**RECORDS FOR THIS TASK**:
== == ==

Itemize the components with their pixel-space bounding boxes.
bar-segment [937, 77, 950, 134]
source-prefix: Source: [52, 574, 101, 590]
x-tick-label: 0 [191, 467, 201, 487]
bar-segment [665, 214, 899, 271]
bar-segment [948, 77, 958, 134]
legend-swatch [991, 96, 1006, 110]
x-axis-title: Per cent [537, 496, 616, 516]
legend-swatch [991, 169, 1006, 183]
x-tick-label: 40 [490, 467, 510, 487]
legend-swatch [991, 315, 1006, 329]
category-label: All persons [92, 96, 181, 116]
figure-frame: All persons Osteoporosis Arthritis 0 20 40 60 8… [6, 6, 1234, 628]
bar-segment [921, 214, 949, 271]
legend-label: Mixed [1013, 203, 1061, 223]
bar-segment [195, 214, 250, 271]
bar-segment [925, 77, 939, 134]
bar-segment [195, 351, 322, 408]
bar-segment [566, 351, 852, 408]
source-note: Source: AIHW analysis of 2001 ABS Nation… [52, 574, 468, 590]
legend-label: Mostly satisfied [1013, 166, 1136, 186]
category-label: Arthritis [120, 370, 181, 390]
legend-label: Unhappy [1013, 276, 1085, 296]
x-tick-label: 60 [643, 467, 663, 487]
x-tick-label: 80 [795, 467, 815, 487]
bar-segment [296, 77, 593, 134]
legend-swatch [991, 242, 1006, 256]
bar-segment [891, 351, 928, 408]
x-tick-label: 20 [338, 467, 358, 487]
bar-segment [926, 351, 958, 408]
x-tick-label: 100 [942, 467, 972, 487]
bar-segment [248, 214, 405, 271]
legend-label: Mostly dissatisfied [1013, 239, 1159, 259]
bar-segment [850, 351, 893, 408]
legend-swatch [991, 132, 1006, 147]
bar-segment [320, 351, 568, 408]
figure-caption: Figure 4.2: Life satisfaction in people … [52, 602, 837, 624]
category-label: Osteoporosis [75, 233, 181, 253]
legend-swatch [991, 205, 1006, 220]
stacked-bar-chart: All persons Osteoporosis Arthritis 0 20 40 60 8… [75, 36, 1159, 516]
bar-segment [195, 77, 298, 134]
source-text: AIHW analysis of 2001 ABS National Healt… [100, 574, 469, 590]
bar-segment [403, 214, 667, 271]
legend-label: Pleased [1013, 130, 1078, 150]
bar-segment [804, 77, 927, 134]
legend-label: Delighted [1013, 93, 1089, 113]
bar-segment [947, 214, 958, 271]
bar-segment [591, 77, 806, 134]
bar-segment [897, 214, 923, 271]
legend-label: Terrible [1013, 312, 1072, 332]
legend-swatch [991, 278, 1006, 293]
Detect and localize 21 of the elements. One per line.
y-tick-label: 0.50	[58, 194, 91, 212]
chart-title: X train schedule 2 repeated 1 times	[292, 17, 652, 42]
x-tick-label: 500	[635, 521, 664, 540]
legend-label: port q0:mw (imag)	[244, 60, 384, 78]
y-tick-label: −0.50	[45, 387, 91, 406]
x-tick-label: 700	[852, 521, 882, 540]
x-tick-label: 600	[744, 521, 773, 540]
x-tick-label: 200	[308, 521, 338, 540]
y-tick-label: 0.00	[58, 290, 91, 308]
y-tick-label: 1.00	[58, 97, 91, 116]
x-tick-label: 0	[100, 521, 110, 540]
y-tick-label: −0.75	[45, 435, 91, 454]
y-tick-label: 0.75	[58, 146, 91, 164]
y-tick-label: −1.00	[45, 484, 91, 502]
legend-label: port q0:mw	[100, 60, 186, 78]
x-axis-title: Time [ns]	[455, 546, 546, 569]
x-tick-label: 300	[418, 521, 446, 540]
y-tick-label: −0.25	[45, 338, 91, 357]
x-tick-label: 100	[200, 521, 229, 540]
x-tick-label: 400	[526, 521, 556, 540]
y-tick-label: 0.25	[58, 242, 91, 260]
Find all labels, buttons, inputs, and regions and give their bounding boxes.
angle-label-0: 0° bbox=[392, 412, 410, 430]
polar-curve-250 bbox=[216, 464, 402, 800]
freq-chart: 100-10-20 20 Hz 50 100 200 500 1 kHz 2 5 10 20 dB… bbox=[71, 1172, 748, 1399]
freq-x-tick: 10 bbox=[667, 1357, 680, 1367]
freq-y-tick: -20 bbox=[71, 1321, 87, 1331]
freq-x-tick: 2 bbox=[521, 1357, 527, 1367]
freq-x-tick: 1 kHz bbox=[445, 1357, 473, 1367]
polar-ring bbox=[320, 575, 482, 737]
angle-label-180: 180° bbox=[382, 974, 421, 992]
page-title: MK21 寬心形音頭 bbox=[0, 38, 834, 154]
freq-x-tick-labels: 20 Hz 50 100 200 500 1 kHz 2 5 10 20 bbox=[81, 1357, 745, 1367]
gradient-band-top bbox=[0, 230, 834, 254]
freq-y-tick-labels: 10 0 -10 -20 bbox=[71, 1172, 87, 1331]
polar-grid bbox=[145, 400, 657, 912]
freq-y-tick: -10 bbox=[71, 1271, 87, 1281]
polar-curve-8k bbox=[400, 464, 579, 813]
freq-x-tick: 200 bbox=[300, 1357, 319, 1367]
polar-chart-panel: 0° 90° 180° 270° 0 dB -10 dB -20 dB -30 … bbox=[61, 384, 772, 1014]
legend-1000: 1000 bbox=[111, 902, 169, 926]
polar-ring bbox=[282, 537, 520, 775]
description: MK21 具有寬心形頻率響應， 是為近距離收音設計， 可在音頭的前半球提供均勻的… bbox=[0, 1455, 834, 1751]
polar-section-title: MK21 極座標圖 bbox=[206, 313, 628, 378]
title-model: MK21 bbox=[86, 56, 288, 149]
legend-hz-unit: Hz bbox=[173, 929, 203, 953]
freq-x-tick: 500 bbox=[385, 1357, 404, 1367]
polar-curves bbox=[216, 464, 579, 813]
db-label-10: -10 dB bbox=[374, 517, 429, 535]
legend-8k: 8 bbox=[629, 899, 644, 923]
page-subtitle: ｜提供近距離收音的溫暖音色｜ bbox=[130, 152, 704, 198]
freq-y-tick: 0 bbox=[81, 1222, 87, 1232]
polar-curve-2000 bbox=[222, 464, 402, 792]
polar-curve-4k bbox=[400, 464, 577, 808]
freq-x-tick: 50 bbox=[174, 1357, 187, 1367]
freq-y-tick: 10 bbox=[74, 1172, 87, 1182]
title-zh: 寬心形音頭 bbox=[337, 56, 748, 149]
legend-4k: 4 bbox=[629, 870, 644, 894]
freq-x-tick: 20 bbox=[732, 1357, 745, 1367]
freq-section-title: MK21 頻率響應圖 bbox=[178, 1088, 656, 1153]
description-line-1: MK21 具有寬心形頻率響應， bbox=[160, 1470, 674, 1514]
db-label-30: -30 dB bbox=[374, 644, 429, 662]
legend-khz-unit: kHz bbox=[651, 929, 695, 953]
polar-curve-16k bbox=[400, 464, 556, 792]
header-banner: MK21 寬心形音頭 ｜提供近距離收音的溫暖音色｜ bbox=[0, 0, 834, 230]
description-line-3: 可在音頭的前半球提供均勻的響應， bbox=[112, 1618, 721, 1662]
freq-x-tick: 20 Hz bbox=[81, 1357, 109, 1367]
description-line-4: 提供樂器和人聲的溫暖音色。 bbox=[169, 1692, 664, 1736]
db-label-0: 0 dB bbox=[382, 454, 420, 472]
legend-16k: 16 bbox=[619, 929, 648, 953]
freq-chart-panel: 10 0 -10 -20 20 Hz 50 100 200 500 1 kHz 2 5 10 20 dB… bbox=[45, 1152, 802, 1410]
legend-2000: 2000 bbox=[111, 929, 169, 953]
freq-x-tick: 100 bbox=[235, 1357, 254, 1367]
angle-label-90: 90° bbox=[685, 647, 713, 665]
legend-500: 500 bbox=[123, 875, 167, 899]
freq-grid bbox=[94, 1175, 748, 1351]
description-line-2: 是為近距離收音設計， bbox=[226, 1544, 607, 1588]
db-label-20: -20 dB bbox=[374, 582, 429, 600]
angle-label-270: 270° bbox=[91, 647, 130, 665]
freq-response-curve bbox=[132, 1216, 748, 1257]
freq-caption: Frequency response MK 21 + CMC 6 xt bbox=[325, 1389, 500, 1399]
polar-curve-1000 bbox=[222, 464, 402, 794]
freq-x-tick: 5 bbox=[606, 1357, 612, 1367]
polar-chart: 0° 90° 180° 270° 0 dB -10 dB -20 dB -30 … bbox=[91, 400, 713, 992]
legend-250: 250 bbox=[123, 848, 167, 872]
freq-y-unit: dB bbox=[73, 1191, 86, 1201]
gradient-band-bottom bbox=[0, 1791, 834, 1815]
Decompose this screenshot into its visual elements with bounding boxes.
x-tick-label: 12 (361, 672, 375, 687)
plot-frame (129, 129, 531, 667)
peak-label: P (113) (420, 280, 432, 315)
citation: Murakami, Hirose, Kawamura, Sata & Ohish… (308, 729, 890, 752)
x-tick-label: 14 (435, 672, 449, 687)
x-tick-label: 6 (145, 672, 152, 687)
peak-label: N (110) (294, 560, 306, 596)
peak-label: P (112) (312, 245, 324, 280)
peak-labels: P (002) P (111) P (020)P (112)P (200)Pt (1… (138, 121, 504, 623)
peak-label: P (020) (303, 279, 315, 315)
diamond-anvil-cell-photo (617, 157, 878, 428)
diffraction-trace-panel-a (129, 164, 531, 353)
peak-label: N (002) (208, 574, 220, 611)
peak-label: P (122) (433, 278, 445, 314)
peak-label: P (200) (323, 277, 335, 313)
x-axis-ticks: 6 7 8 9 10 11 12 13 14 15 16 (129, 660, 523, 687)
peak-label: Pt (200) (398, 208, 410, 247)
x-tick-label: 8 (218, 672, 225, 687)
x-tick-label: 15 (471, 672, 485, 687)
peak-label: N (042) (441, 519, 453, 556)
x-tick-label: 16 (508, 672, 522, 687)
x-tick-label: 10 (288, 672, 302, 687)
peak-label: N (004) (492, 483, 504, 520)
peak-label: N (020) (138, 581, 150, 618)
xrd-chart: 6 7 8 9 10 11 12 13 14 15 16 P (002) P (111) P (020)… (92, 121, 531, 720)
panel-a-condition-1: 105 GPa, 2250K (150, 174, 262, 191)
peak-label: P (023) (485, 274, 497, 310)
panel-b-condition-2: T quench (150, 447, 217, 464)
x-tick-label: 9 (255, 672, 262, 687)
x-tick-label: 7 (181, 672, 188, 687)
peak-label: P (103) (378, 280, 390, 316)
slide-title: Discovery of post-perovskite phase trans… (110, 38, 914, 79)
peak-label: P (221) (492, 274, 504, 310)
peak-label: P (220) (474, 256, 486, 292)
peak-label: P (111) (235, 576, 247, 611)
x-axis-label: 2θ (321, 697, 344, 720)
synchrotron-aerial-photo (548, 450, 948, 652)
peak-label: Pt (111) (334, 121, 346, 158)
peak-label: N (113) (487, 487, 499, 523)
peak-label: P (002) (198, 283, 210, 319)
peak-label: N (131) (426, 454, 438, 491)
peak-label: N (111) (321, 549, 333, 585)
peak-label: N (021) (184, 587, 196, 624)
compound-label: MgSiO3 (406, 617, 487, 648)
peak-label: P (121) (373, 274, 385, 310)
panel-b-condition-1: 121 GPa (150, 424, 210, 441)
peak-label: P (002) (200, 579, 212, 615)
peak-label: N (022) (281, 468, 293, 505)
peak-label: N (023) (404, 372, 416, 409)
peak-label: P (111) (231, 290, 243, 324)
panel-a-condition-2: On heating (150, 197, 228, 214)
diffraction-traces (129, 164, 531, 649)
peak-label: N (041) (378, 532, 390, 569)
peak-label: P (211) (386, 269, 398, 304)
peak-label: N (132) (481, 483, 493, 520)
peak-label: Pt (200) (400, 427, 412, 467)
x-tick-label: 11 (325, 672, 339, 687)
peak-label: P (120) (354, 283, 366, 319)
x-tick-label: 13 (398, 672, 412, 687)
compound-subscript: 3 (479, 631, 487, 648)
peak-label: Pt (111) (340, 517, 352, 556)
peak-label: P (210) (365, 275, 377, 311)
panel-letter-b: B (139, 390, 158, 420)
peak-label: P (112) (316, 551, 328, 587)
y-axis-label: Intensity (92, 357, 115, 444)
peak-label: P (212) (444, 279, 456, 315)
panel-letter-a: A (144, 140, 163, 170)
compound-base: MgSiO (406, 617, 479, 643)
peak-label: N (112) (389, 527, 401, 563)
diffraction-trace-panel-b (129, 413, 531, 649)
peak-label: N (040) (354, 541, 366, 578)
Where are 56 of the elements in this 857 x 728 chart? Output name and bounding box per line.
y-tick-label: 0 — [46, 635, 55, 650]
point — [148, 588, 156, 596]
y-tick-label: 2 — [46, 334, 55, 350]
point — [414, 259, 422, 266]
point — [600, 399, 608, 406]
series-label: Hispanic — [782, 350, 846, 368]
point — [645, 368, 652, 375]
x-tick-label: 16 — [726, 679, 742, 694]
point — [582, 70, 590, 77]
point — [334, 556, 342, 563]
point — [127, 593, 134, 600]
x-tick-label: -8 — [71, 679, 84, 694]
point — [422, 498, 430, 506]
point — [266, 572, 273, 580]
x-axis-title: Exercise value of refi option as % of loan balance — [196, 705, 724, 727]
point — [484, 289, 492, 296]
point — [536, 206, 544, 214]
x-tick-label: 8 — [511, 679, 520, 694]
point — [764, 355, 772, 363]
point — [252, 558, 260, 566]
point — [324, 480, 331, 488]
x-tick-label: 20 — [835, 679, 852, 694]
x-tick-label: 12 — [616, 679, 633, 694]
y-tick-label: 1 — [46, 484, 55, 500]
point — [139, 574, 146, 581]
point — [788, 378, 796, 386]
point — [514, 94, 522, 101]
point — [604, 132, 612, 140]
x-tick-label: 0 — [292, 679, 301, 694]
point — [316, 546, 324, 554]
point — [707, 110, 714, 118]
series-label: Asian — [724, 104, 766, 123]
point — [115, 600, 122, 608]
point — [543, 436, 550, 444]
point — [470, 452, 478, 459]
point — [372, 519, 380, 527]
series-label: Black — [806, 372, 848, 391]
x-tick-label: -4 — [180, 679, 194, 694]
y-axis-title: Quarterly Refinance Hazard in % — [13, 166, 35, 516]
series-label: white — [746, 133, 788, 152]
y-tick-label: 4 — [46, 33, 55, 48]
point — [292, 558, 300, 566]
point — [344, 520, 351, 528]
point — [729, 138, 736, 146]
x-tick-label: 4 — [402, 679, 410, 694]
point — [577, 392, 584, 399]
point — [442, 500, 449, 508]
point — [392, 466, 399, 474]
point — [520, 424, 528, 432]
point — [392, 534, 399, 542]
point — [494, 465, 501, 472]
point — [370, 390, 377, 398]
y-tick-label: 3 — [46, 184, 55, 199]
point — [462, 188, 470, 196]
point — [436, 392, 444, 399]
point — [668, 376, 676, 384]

== == ==

**OBJECTIVE**: Rewrite the lines from the start of the page through the one containing "bar-segment [921, 214, 949, 271]", swapping "Per cent" for "Percent" and leaving everything else unchanged.

**RESPONSE TO THE TASK**:
Itemize the components with their pixel-space bounding boxes.
bar-segment [937, 77, 950, 134]
source-prefix: Source: [52, 574, 101, 590]
x-tick-label: 0 [191, 467, 201, 487]
bar-segment [665, 214, 899, 271]
bar-segment [948, 77, 958, 134]
legend-swatch [991, 96, 1006, 110]
x-axis-title: Percent [537, 496, 616, 516]
legend-swatch [991, 169, 1006, 183]
x-tick-label: 40 [490, 467, 510, 487]
legend-swatch [991, 315, 1006, 329]
category-label: All persons [92, 96, 181, 116]
figure-frame: All persons Osteoporosis Arthritis 0 20 40 60 8… [6, 6, 1234, 628]
bar-segment [921, 214, 949, 271]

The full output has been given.